» **What you will do**
Reproduce the entire listing below word for word, omitting the pictures.

**** Provided records ****

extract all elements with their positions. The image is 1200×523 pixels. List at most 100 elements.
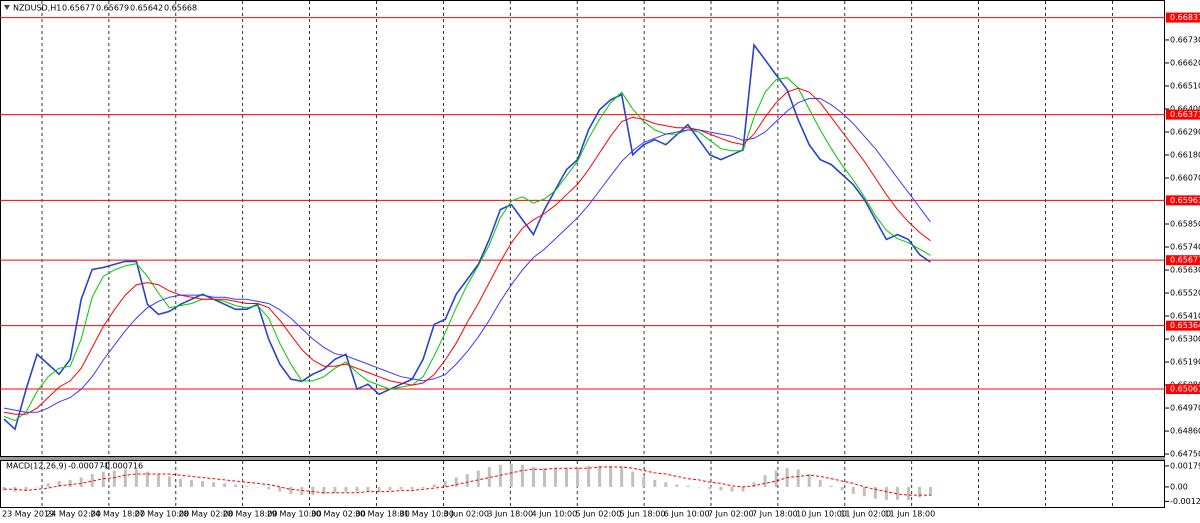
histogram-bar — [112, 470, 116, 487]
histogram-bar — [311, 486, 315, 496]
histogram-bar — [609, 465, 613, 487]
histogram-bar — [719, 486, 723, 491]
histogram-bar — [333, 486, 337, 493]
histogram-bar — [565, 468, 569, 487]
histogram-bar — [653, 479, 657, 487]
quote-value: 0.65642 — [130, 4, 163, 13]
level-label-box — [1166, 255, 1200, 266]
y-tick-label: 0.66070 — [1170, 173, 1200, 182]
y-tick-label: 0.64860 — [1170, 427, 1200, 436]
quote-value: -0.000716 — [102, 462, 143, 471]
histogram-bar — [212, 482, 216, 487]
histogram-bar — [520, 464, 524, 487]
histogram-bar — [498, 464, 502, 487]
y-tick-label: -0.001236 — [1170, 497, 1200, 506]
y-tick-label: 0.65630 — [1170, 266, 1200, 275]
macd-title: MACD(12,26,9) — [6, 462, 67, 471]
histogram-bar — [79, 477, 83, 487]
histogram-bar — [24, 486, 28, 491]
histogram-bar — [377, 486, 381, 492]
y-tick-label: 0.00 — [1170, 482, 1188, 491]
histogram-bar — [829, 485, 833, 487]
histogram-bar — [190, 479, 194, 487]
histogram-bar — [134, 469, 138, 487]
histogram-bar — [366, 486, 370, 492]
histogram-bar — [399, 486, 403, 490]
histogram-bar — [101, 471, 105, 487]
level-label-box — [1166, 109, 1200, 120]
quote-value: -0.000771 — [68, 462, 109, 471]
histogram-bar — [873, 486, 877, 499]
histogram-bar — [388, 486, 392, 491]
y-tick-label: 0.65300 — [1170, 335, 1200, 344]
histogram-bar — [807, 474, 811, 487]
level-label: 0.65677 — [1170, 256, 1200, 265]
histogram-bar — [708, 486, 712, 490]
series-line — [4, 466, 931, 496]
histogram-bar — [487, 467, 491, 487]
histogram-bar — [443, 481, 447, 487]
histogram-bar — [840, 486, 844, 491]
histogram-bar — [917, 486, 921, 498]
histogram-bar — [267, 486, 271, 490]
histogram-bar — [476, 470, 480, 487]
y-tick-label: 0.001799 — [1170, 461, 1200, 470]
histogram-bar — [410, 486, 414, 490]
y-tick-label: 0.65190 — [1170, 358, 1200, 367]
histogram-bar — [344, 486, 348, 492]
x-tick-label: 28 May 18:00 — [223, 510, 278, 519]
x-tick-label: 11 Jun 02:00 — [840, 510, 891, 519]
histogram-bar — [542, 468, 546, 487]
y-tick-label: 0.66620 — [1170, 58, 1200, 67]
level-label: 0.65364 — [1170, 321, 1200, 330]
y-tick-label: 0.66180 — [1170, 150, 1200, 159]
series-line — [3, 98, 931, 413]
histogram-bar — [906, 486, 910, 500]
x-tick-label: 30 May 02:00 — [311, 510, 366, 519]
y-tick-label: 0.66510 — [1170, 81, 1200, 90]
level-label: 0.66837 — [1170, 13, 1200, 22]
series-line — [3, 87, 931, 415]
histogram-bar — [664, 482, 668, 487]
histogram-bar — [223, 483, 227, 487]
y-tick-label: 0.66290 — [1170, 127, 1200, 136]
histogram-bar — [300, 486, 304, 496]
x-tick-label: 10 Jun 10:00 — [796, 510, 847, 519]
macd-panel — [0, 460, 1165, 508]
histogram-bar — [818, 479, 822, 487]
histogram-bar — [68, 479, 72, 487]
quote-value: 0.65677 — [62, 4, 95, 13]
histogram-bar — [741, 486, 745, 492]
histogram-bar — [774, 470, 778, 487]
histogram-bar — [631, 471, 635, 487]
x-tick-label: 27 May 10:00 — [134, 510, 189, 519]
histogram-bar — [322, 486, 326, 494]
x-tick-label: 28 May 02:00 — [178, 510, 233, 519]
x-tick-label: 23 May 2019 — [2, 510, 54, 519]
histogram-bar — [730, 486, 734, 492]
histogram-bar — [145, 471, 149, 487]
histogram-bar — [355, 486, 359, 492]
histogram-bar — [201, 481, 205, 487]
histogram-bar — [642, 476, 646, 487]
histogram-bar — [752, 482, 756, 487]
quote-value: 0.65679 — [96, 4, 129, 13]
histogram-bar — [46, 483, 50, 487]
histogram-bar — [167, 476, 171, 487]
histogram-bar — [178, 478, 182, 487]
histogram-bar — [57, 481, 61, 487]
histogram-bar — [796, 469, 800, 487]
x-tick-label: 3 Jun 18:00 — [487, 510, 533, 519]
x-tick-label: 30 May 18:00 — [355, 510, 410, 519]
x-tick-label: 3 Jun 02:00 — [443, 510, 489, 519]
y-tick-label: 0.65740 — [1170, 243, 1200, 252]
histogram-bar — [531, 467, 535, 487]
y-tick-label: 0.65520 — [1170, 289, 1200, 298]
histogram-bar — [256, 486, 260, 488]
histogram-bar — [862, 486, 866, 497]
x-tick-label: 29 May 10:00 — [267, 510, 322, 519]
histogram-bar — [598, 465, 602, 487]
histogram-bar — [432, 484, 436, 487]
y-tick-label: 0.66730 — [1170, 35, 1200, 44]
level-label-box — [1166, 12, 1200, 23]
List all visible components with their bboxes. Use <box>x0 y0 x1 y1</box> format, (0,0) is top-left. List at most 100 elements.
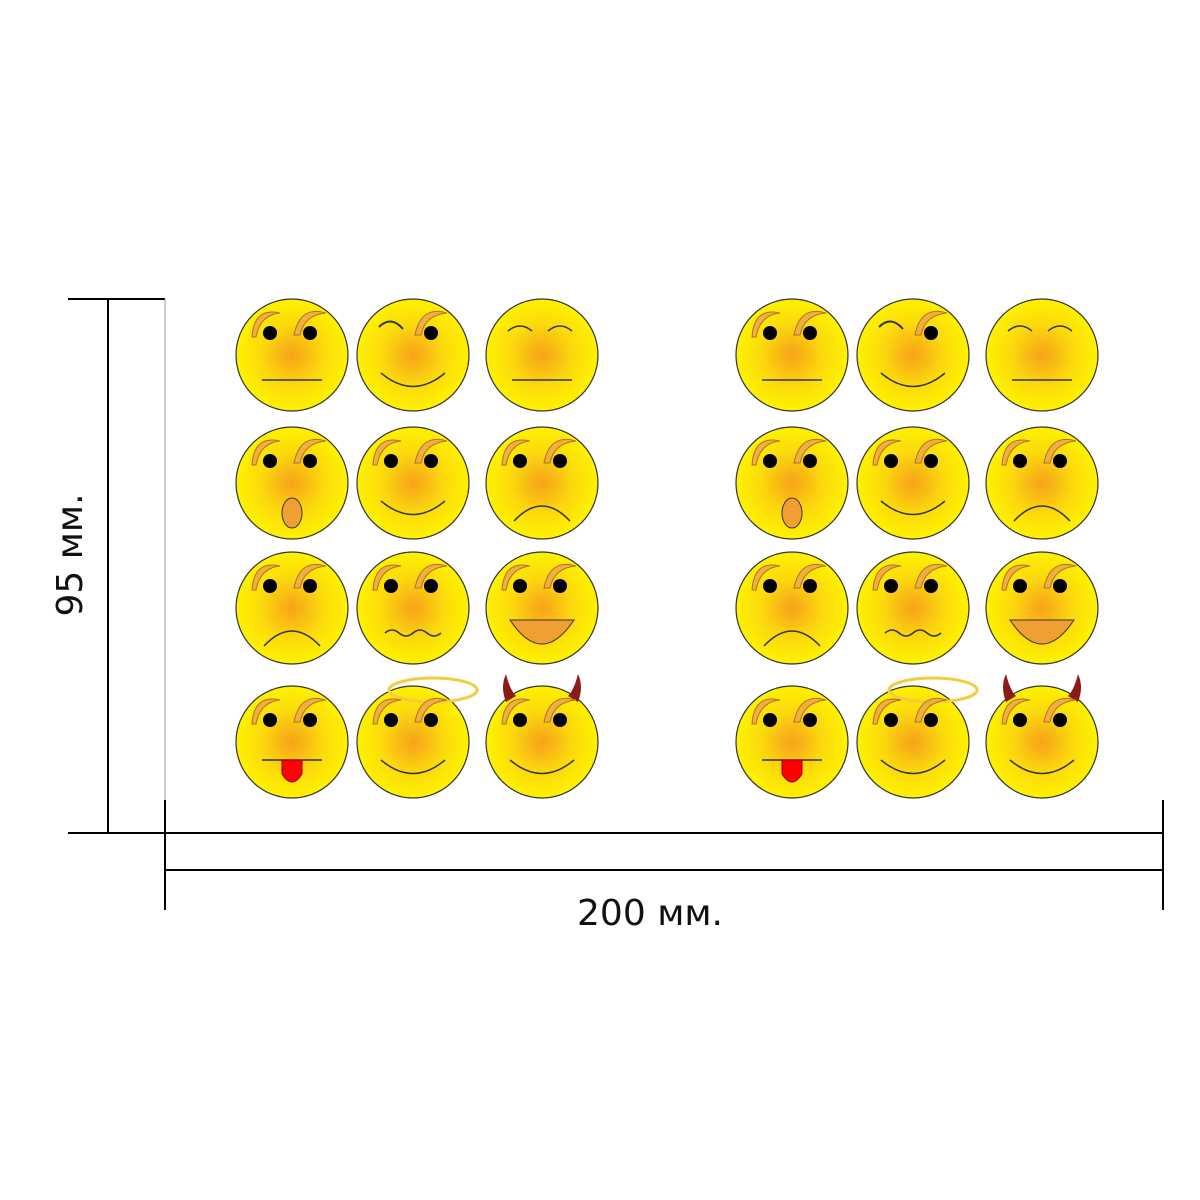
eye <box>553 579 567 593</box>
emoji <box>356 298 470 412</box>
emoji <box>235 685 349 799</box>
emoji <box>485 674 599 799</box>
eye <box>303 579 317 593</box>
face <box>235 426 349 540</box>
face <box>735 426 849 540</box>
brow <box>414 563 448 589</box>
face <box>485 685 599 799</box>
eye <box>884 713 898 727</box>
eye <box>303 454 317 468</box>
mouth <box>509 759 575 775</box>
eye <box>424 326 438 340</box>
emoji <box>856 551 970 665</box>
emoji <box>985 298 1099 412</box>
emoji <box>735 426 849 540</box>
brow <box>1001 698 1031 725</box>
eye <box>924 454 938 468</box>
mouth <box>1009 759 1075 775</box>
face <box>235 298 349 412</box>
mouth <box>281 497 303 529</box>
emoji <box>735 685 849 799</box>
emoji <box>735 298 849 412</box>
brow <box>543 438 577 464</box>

****

» **Response to this exercise**
extract all elements with their positions. The image is 1200×523 pixels. List at most 100 elements.
histogram-bar — [112, 470, 116, 487]
histogram-bar — [311, 486, 315, 496]
histogram-bar — [609, 465, 613, 487]
histogram-bar — [719, 486, 723, 491]
histogram-bar — [333, 486, 337, 493]
histogram-bar — [565, 468, 569, 487]
histogram-bar — [653, 479, 657, 487]
quote-value: 0.65642 — [130, 4, 163, 13]
level-label-box — [1166, 255, 1200, 266]
y-tick-label: 0.66070 — [1170, 173, 1200, 182]
y-tick-label: 0.64860 — [1170, 427, 1200, 436]
quote-value: -0.000716 — [102, 462, 143, 471]
histogram-bar — [212, 482, 216, 487]
histogram-bar — [520, 464, 524, 487]
histogram-bar — [498, 464, 502, 487]
y-tick-label: -0.001236 — [1170, 497, 1200, 506]
y-tick-label: 0.65630 — [1170, 266, 1200, 275]
macd-title: MACD(12,26,9) — [6, 462, 67, 471]
histogram-bar — [79, 477, 83, 487]
histogram-bar — [24, 486, 28, 491]
histogram-bar — [377, 486, 381, 492]
y-tick-label: 0.00 — [1170, 482, 1188, 491]
histogram-bar — [829, 485, 833, 487]
histogram-bar — [190, 479, 194, 487]
histogram-bar — [134, 469, 138, 487]
histogram-bar — [366, 486, 370, 492]
histogram-bar — [399, 486, 403, 490]
histogram-bar — [101, 471, 105, 487]
level-label-box — [1166, 109, 1200, 120]
quote-value: -0.000771 — [68, 462, 109, 471]
histogram-bar — [873, 486, 877, 499]
histogram-bar — [388, 486, 392, 491]
y-tick-label: 0.65300 — [1170, 335, 1200, 344]
histogram-bar — [807, 474, 811, 487]
level-label: 0.65677 — [1170, 256, 1200, 265]
histogram-bar — [708, 486, 712, 490]
series-line — [4, 466, 931, 496]
histogram-bar — [487, 467, 491, 487]
histogram-bar — [443, 481, 447, 487]
histogram-bar — [840, 486, 844, 491]
histogram-bar — [917, 486, 921, 498]
histogram-bar — [267, 486, 271, 490]
histogram-bar — [476, 470, 480, 487]
y-tick-label: 0.001799 — [1170, 461, 1200, 470]
histogram-bar — [410, 486, 414, 490]
y-tick-label: 0.65190 — [1170, 358, 1200, 367]
histogram-bar — [344, 486, 348, 492]
x-tick-label: 28 May 18:00 — [223, 510, 278, 519]
x-tick-label: 11 Jun 02:00 — [840, 510, 891, 519]
histogram-bar — [542, 468, 546, 487]
y-tick-label: 0.66620 — [1170, 58, 1200, 67]
level-label: 0.65364 — [1170, 321, 1200, 330]
y-tick-label: 0.66180 — [1170, 150, 1200, 159]
series-line — [3, 98, 931, 413]
histogram-bar — [906, 486, 910, 500]
x-tick-label: 30 May 02:00 — [311, 510, 366, 519]
y-tick-label: 0.66510 — [1170, 81, 1200, 90]
level-label: 0.66837 — [1170, 13, 1200, 22]
series-line — [3, 87, 931, 415]
histogram-bar — [664, 482, 668, 487]
histogram-bar — [223, 483, 227, 487]
y-tick-label: 0.66290 — [1170, 127, 1200, 136]
histogram-bar — [300, 486, 304, 496]
x-tick-label: 10 Jun 10:00 — [796, 510, 847, 519]
macd-panel — [0, 460, 1165, 508]
histogram-bar — [818, 479, 822, 487]
histogram-bar — [68, 479, 72, 487]
quote-value: 0.65677 — [62, 4, 95, 13]
histogram-bar — [741, 486, 745, 492]
histogram-bar — [774, 470, 778, 487]
histogram-bar — [631, 471, 635, 487]
x-tick-label: 27 May 10:00 — [134, 510, 189, 519]
histogram-bar — [322, 486, 326, 494]
x-tick-label: 28 May 02:00 — [178, 510, 233, 519]
x-tick-label: 23 May 2019 — [2, 510, 54, 519]
histogram-bar — [730, 486, 734, 492]
histogram-bar — [145, 471, 149, 487]
histogram-bar — [355, 486, 359, 492]
histogram-bar — [201, 481, 205, 487]
histogram-bar — [642, 476, 646, 487]
histogram-bar — [752, 482, 756, 487]
quote-value: 0.65679 — [96, 4, 129, 13]
histogram-bar — [46, 483, 50, 487]
histogram-bar — [167, 476, 171, 487]
histogram-bar — [178, 478, 182, 487]
histogram-bar — [57, 481, 61, 487]
histogram-bar — [796, 469, 800, 487]
x-tick-label: 3 Jun 18:00 — [487, 510, 533, 519]
x-tick-label: 30 May 18:00 — [355, 510, 410, 519]
x-tick-label: 3 Jun 02:00 — [443, 510, 489, 519]
y-tick-label: 0.65740 — [1170, 243, 1200, 252]
histogram-bar — [531, 467, 535, 487]
y-tick-label: 0.65520 — [1170, 289, 1200, 298]
histogram-bar — [256, 486, 260, 488]
histogram-bar — [862, 486, 866, 497]
x-tick-label: 29 May 10:00 — [267, 510, 322, 519]
histogram-bar — [598, 465, 602, 487]
histogram-bar — [432, 484, 436, 487]
y-tick-label: 0.66730 — [1170, 35, 1200, 44]
level-label-box — [1166, 12, 1200, 23]
List all visible components with their bboxes. Use <box>x0 y0 x1 y1</box> format, (0,0) is top-left. List at most 100 elements.
eye <box>553 579 567 593</box>
emoji <box>356 298 470 412</box>
emoji <box>235 685 349 799</box>
emoji <box>485 674 599 799</box>
eye <box>303 579 317 593</box>
face <box>235 426 349 540</box>
face <box>735 426 849 540</box>
brow <box>414 563 448 589</box>
face <box>485 685 599 799</box>
eye <box>884 713 898 727</box>
eye <box>303 454 317 468</box>
mouth <box>509 759 575 775</box>
eye <box>424 326 438 340</box>
emoji <box>856 551 970 665</box>
emoji <box>985 298 1099 412</box>
emoji <box>735 426 849 540</box>
brow <box>1001 698 1031 725</box>
eye <box>924 454 938 468</box>
mouth <box>1009 759 1075 775</box>
face <box>235 298 349 412</box>
mouth <box>281 497 303 529</box>
emoji <box>735 685 849 799</box>
emoji <box>735 298 849 412</box>
brow <box>543 438 577 464</box>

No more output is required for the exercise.